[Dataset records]
:::
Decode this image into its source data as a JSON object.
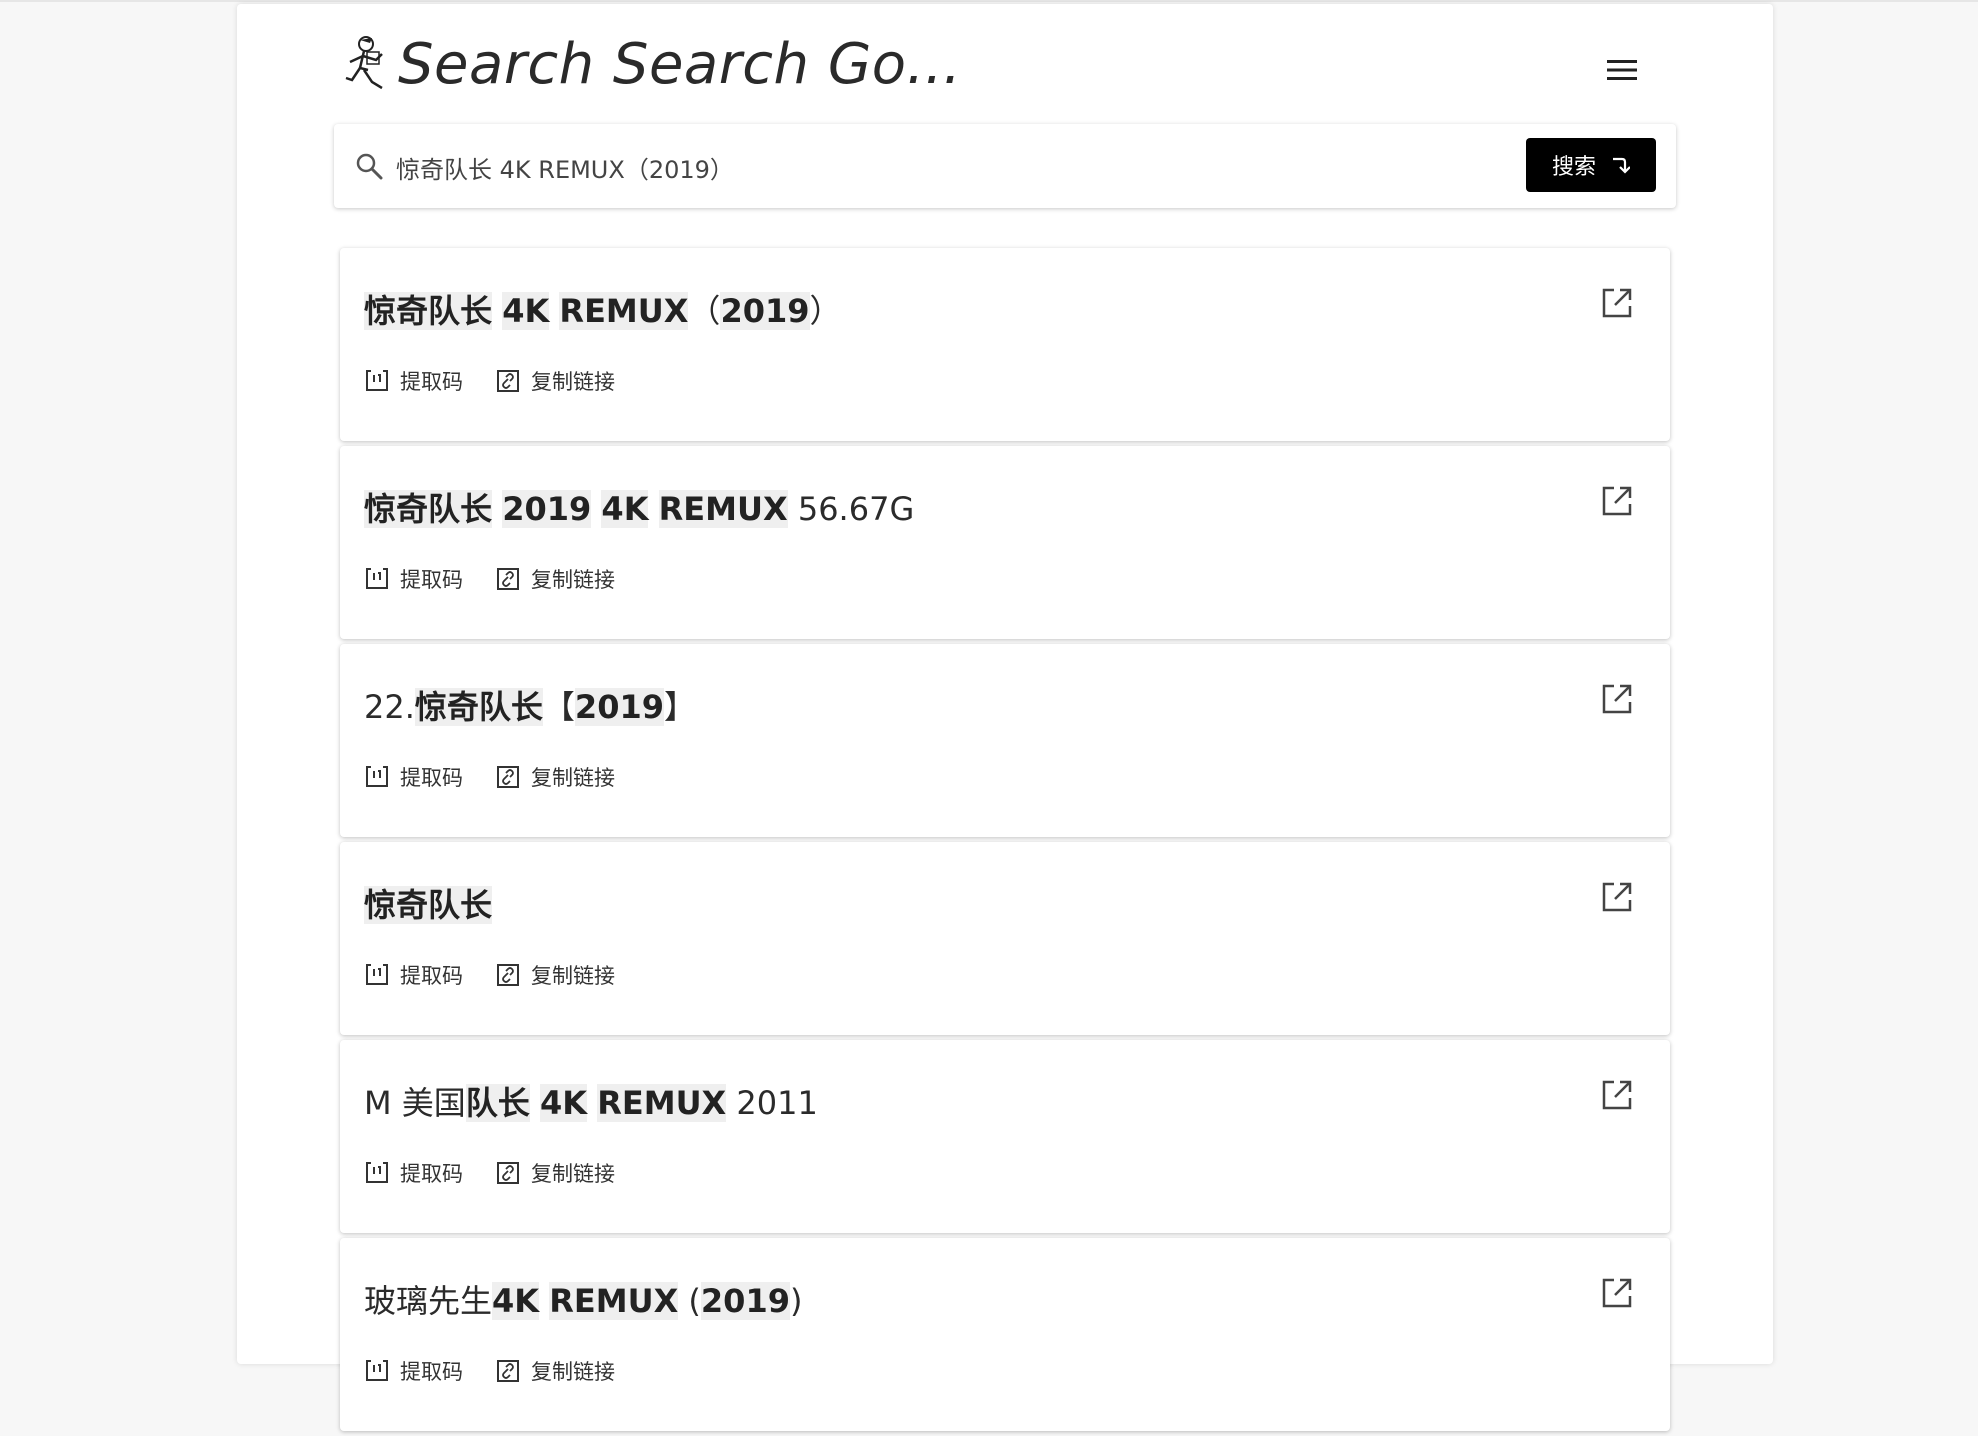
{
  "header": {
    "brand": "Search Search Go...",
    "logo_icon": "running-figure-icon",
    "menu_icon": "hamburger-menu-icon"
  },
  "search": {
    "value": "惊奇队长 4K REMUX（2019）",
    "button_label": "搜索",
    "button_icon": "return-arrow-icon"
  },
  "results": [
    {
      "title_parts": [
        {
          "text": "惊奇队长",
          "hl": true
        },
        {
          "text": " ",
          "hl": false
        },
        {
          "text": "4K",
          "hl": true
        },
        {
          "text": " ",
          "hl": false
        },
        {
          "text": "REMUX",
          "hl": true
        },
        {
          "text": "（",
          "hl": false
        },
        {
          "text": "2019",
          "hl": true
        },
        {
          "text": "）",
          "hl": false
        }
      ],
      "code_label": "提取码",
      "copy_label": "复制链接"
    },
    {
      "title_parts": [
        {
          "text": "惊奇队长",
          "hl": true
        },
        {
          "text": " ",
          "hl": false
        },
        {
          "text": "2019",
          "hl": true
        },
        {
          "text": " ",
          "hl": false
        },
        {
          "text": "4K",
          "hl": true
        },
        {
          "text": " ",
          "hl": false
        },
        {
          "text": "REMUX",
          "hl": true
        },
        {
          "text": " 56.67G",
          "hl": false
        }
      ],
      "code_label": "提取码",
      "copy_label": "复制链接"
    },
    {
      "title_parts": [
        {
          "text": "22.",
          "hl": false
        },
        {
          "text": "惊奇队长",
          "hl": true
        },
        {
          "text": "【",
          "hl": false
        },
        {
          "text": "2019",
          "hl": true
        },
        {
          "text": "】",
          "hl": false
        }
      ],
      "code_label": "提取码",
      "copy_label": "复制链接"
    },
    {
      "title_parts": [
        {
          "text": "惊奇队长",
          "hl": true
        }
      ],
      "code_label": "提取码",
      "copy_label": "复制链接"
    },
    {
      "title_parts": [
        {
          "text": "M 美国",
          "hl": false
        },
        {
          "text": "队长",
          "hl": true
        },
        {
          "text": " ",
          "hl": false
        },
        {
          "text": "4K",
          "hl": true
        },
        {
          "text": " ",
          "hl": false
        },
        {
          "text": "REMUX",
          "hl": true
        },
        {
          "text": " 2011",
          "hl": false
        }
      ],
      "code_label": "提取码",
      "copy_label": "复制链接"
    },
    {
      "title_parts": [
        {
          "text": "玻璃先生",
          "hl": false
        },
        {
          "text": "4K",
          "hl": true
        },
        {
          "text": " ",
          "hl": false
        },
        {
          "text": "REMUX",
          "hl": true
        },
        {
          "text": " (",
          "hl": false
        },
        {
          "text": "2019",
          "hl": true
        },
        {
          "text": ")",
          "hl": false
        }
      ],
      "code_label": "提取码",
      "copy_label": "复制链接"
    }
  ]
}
:::
> [INSTRUCTION] Each record above should be copied character for character, with pictures dropped.

> [TASK RESPONSE]
Decode this image into its source data as a JSON object.
{
  "header": {
    "brand": "Search Search Go...",
    "logo_icon": "running-figure-icon",
    "menu_icon": "hamburger-menu-icon"
  },
  "search": {
    "value": "惊奇队长 4K REMUX（2019）",
    "button_label": "搜索",
    "button_icon": "return-arrow-icon"
  },
  "results": [
    {
      "title_parts": [
        {
          "text": "惊奇队长",
          "hl": true
        },
        {
          "text": " ",
          "hl": false
        },
        {
          "text": "4K",
          "hl": true
        },
        {
          "text": " ",
          "hl": false
        },
        {
          "text": "REMUX",
          "hl": true
        },
        {
          "text": "（",
          "hl": false
        },
        {
          "text": "2019",
          "hl": true
        },
        {
          "text": "）",
          "hl": false
        }
      ],
      "code_label": "提取码",
      "copy_label": "复制链接"
    },
    {
      "title_parts": [
        {
          "text": "惊奇队长",
          "hl": true
        },
        {
          "text": " ",
          "hl": false
        },
        {
          "text": "2019",
          "hl": true
        },
        {
          "text": " ",
          "hl": false
        },
        {
          "text": "4K",
          "hl": true
        },
        {
          "text": " ",
          "hl": false
        },
        {
          "text": "REMUX",
          "hl": true
        },
        {
          "text": " 56.67G",
          "hl": false
        }
      ],
      "code_label": "提取码",
      "copy_label": "复制链接"
    },
    {
      "title_parts": [
        {
          "text": "22.",
          "hl": false
        },
        {
          "text": "惊奇队长",
          "hl": true
        },
        {
          "text": "【",
          "hl": false
        },
        {
          "text": "2019",
          "hl": true
        },
        {
          "text": "】",
          "hl": false
        }
      ],
      "code_label": "提取码",
      "copy_label": "复制链接"
    },
    {
      "title_parts": [
        {
          "text": "惊奇队长",
          "hl": true
        }
      ],
      "code_label": "提取码",
      "copy_label": "复制链接"
    },
    {
      "title_parts": [
        {
          "text": "M 美国",
          "hl": false
        },
        {
          "text": "队长",
          "hl": true
        },
        {
          "text": " ",
          "hl": false
        },
        {
          "text": "4K",
          "hl": true
        },
        {
          "text": " ",
          "hl": false
        },
        {
          "text": "REMUX",
          "hl": true
        },
        {
          "text": " 2011",
          "hl": false
        }
      ],
      "code_label": "提取码",
      "copy_label": "复制链接"
    },
    {
      "title_parts": [
        {
          "text": "玻璃先生",
          "hl": false
        },
        {
          "text": "4K",
          "hl": true
        },
        {
          "text": " ",
          "hl": false
        },
        {
          "text": "REMUX",
          "hl": true
        },
        {
          "text": " (",
          "hl": false
        },
        {
          "text": "2019",
          "hl": true
        },
        {
          "text": ")",
          "hl": false
        }
      ],
      "code_label": "提取码",
      "copy_label": "复制链接"
    }
  ]
}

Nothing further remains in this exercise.